------ Extracted entries ------

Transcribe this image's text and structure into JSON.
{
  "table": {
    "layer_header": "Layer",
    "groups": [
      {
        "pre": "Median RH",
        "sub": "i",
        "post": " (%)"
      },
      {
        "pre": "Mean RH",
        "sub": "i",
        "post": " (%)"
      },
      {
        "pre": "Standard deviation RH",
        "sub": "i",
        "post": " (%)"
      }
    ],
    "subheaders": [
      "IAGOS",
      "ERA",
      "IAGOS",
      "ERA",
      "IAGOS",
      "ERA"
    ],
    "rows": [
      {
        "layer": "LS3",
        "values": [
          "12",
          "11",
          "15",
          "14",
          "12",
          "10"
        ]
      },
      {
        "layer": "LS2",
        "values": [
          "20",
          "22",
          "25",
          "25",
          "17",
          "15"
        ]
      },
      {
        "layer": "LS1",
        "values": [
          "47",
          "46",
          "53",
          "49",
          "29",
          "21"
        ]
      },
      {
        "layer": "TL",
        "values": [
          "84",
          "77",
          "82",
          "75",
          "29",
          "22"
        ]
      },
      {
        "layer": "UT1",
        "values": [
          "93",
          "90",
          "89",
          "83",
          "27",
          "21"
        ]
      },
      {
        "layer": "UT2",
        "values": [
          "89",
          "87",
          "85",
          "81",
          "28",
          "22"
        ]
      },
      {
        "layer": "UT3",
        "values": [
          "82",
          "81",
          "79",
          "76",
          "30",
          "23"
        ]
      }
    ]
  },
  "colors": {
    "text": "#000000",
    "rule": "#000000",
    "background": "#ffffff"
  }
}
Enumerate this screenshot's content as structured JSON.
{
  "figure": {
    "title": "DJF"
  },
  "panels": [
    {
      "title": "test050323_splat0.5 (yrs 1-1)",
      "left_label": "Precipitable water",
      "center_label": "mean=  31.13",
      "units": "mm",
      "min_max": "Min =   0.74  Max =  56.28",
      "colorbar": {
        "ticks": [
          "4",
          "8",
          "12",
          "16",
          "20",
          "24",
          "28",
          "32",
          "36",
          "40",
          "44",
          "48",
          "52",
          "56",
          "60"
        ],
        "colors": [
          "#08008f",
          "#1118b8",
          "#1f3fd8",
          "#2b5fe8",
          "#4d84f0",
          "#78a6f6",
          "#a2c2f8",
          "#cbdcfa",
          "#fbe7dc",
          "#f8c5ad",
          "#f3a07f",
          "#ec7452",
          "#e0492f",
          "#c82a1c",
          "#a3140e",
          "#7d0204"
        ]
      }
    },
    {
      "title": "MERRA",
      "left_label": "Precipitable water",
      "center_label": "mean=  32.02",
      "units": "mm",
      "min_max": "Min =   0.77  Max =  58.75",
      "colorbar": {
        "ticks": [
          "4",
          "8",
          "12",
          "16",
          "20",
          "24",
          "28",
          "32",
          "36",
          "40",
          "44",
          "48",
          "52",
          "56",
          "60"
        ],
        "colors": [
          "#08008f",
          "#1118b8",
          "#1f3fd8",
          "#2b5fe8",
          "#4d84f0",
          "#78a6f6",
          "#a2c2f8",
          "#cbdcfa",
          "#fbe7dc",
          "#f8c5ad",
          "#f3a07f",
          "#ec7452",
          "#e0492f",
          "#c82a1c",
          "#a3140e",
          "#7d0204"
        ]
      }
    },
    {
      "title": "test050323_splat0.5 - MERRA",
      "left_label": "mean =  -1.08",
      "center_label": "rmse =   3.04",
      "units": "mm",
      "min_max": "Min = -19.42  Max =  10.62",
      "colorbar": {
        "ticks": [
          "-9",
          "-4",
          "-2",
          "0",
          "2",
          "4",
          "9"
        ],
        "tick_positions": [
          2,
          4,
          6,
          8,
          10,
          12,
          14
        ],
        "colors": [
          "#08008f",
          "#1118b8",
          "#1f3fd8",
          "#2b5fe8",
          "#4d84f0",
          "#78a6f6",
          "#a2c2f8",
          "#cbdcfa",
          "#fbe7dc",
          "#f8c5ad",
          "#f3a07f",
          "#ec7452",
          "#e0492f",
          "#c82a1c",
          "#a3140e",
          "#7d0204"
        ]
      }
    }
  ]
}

------

__What needs to be done__: Above are some records; repeat all of them exactly.

__Output for this task__:
Transcribe this image's text and structure into JSON.
{
  "table": {
    "layer_header": "Layer",
    "groups": [
      {
        "pre": "Median RH",
        "sub": "i",
        "post": " (%)"
      },
      {
        "pre": "Mean RH",
        "sub": "i",
        "post": " (%)"
      },
      {
        "pre": "Standard deviation RH",
        "sub": "i",
        "post": " (%)"
      }
    ],
    "subheaders": [
      "IAGOS",
      "ERA",
      "IAGOS",
      "ERA",
      "IAGOS",
      "ERA"
    ],
    "rows": [
      {
        "layer": "LS3",
        "values": [
          "12",
          "11",
          "15",
          "14",
          "12",
          "10"
        ]
      },
      {
        "layer": "LS2",
        "values": [
          "20",
          "22",
          "25",
          "25",
          "17",
          "15"
        ]
      },
      {
        "layer": "LS1",
        "values": [
          "47",
          "46",
          "53",
          "49",
          "29",
          "21"
        ]
      },
      {
        "layer": "TL",
        "values": [
          "84",
          "77",
          "82",
          "75",
          "29",
          "22"
        ]
      },
      {
        "layer": "UT1",
        "values": [
          "93",
          "90",
          "89",
          "83",
          "27",
          "21"
        ]
      },
      {
        "layer": "UT2",
        "values": [
          "89",
          "87",
          "85",
          "81",
          "28",
          "22"
        ]
      },
      {
        "layer": "UT3",
        "values": [
          "82",
          "81",
          "79",
          "76",
          "30",
          "23"
        ]
      }
    ]
  },
  "colors": {
    "text": "#000000",
    "rule": "#000000",
    "background": "#ffffff"
  }
}
Enumerate this screenshot's content as structured JSON.
{
  "figure": {
    "title": "DJF"
  },
  "panels": [
    {
      "title": "test050323_splat0.5 (yrs 1-1)",
      "left_label": "Precipitable water",
      "center_label": "mean=  31.13",
      "units": "mm",
      "min_max": "Min =   0.74  Max =  56.28",
      "colorbar": {
        "ticks": [
          "4",
          "8",
          "12",
          "16",
          "20",
          "24",
          "28",
          "32",
          "36",
          "40",
          "44",
          "48",
          "52",
          "56",
          "60"
        ],
        "colors": [
          "#08008f",
          "#1118b8",
          "#1f3fd8",
          "#2b5fe8",
          "#4d84f0",
          "#78a6f6",
          "#a2c2f8",
          "#cbdcfa",
          "#fbe7dc",
          "#f8c5ad",
          "#f3a07f",
          "#ec7452",
          "#e0492f",
          "#c82a1c",
          "#a3140e",
          "#7d0204"
        ]
      }
    },
    {
      "title": "MERRA",
      "left_label": "Precipitable water",
      "center_label": "mean=  32.02",
      "units": "mm",
      "min_max": "Min =   0.77  Max =  58.75",
      "colorbar": {
        "ticks": [
          "4",
          "8",
          "12",
          "16",
          "20",
          "24",
          "28",
          "32",
          "36",
          "40",
          "44",
          "48",
          "52",
          "56",
          "60"
        ],
        "colors": [
          "#08008f",
          "#1118b8",
          "#1f3fd8",
          "#2b5fe8",
          "#4d84f0",
          "#78a6f6",
          "#a2c2f8",
          "#cbdcfa",
          "#fbe7dc",
          "#f8c5ad",
          "#f3a07f",
          "#ec7452",
          "#e0492f",
          "#c82a1c",
          "#a3140e",
          "#7d0204"
        ]
      }
    },
    {
      "title": "test050323_splat0.5 - MERRA",
      "left_label": "mean =  -1.08",
      "center_label": "rmse =   3.04",
      "units": "mm",
      "min_max": "Min = -19.42  Max =  10.62",
      "colorbar": {
        "ticks": [
          "-9",
          "-4",
          "-2",
          "0",
          "2",
          "4",
          "9"
        ],
        "tick_positions": [
          2,
          4,
          6,
          8,
          10,
          12,
          14
        ],
        "colors": [
          "#08008f",
          "#1118b8",
          "#1f3fd8",
          "#2b5fe8",
          "#4d84f0",
          "#78a6f6",
          "#a2c2f8",
          "#cbdcfa",
          "#fbe7dc",
          "#f8c5ad",
          "#f3a07f",
          "#ec7452",
          "#e0492f",
          "#c82a1c",
          "#a3140e",
          "#7d0204"
        ]
      }
    }
  ]
}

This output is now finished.